> [WHAT IS REQUIRED]:
Records follow. Select each line holding "Coreless".

- - - -

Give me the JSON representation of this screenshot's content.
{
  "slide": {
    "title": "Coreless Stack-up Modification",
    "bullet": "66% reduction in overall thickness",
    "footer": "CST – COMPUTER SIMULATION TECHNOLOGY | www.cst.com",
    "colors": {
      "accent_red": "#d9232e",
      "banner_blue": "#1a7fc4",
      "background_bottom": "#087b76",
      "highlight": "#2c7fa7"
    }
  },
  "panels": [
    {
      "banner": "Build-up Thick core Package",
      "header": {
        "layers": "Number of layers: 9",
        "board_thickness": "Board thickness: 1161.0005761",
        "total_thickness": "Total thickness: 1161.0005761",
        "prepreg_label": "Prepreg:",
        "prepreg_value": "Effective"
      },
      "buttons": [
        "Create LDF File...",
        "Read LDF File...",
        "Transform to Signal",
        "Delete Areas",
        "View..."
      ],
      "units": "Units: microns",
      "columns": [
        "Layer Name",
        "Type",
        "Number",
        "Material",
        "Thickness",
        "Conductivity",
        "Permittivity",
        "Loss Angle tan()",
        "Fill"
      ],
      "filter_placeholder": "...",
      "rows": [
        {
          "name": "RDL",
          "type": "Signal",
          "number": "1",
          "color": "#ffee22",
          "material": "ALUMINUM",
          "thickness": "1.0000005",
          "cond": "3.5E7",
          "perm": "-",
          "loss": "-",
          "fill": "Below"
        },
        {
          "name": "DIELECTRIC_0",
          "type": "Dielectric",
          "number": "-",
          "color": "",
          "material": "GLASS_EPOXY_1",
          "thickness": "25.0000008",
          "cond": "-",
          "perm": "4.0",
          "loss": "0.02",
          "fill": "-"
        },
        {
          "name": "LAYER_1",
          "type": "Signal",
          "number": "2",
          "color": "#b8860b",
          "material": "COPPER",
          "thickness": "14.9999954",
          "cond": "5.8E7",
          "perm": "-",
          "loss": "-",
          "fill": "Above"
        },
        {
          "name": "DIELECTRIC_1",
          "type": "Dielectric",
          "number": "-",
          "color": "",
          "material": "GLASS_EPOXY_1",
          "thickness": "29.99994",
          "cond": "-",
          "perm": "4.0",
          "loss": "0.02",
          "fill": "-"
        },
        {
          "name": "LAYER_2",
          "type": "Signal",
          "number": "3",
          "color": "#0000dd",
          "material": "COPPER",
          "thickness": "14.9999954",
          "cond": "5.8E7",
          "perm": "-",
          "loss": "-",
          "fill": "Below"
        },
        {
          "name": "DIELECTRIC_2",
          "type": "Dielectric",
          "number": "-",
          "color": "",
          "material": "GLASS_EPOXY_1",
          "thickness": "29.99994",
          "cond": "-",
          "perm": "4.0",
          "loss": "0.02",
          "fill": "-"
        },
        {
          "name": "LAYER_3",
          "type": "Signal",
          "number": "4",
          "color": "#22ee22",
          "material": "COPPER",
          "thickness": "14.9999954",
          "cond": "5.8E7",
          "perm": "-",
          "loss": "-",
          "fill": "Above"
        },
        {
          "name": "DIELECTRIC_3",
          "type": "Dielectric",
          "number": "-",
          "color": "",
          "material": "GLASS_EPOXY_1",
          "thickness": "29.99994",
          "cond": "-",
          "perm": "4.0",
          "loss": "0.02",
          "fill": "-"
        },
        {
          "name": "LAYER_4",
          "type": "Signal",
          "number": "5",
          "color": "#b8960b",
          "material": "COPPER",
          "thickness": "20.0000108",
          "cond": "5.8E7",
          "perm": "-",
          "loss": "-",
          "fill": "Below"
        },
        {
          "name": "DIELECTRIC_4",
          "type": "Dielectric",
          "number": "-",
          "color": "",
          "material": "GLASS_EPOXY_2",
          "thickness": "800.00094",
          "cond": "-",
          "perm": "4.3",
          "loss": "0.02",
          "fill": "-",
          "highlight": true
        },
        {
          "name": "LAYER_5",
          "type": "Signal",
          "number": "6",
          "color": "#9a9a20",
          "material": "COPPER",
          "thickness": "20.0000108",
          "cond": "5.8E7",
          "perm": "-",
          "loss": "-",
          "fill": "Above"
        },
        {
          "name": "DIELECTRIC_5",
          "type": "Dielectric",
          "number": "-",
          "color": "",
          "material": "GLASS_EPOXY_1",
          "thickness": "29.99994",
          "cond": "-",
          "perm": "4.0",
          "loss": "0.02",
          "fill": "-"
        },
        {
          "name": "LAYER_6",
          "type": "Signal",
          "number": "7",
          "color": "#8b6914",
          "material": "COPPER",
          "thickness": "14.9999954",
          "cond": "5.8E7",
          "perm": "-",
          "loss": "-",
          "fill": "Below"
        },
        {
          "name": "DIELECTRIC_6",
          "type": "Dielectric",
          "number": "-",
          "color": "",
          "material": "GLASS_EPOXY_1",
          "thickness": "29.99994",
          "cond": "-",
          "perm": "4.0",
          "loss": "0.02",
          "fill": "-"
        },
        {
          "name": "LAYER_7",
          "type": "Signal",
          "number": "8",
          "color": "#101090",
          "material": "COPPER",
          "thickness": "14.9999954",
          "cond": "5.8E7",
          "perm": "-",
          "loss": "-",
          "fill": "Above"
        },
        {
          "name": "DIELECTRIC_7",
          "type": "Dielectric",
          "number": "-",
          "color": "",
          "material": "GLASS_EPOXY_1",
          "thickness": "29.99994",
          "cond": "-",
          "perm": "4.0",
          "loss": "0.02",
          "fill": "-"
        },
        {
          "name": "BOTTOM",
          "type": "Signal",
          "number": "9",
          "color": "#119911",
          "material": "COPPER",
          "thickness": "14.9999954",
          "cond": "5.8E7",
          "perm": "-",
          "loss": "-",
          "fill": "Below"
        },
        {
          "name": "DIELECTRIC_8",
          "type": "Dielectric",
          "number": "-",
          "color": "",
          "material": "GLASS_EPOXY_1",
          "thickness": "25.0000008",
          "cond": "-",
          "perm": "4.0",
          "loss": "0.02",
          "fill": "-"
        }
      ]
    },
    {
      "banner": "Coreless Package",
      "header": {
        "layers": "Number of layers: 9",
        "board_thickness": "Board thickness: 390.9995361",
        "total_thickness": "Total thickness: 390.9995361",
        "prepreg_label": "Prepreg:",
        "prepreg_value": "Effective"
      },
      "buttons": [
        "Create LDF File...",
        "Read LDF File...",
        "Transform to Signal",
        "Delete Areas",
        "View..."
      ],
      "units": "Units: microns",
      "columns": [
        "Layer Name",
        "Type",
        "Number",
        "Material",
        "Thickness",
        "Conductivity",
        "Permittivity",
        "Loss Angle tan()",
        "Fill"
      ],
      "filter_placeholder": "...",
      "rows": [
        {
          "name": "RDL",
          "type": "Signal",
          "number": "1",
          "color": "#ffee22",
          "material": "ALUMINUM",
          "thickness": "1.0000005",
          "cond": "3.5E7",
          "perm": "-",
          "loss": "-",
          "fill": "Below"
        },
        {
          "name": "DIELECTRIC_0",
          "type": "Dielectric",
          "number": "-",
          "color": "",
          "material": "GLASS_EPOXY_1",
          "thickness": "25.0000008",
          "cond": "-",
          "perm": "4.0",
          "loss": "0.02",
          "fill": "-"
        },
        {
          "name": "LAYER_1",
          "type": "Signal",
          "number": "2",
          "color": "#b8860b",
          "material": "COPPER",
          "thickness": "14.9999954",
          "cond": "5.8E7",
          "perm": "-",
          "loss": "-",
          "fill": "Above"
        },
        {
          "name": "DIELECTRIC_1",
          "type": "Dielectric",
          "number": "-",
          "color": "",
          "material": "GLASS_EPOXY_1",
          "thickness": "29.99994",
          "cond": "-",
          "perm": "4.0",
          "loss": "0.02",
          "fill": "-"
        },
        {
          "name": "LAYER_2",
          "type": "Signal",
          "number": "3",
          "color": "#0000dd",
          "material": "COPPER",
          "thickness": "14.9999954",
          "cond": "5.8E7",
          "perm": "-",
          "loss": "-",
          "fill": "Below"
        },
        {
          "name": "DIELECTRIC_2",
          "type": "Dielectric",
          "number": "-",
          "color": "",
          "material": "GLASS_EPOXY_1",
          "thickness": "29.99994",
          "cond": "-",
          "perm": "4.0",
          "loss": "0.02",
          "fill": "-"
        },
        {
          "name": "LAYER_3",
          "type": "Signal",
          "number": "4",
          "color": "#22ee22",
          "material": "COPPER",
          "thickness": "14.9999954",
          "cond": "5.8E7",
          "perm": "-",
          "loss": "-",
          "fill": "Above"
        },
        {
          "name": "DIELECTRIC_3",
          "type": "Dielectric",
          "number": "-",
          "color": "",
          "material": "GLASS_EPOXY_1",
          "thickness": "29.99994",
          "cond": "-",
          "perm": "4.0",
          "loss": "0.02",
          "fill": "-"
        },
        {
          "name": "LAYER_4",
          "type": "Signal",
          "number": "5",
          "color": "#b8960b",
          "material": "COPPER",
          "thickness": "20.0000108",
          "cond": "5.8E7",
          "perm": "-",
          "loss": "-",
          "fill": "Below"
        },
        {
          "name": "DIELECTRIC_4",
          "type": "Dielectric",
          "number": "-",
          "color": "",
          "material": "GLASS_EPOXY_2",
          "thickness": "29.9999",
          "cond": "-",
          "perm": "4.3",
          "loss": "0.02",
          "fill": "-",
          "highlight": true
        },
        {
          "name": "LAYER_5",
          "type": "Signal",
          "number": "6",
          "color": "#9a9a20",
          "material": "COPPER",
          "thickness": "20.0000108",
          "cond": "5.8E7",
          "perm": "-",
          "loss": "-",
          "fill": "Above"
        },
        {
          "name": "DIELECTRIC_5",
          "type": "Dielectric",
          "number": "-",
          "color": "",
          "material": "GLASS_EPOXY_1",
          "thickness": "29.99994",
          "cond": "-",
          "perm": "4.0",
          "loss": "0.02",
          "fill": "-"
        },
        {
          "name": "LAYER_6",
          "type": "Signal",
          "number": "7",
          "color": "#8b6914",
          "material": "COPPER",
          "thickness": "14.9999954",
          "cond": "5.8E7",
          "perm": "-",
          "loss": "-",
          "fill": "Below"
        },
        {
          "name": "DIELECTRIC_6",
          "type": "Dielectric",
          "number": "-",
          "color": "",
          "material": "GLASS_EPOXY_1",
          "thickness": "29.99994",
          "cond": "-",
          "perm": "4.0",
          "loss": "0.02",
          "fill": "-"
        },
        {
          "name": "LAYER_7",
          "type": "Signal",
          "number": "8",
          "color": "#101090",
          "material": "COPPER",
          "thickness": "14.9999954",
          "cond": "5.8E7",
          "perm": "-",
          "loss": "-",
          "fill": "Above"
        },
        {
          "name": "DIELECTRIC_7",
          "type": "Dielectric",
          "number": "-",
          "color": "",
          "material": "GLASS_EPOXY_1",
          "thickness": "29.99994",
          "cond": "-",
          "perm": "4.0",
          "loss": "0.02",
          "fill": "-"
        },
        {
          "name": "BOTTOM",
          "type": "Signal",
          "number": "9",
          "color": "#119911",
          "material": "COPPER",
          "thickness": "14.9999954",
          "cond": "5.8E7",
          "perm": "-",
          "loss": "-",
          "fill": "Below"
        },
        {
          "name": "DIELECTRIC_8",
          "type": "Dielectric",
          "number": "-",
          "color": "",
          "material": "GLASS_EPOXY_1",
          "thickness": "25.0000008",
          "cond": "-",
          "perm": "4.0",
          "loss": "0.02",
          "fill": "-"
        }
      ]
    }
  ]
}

- - - -

> [ANSWER TO THIS PROBLEM]:
    "title": "Coreless Stack-up Modification",
      "banner": "Coreless Package",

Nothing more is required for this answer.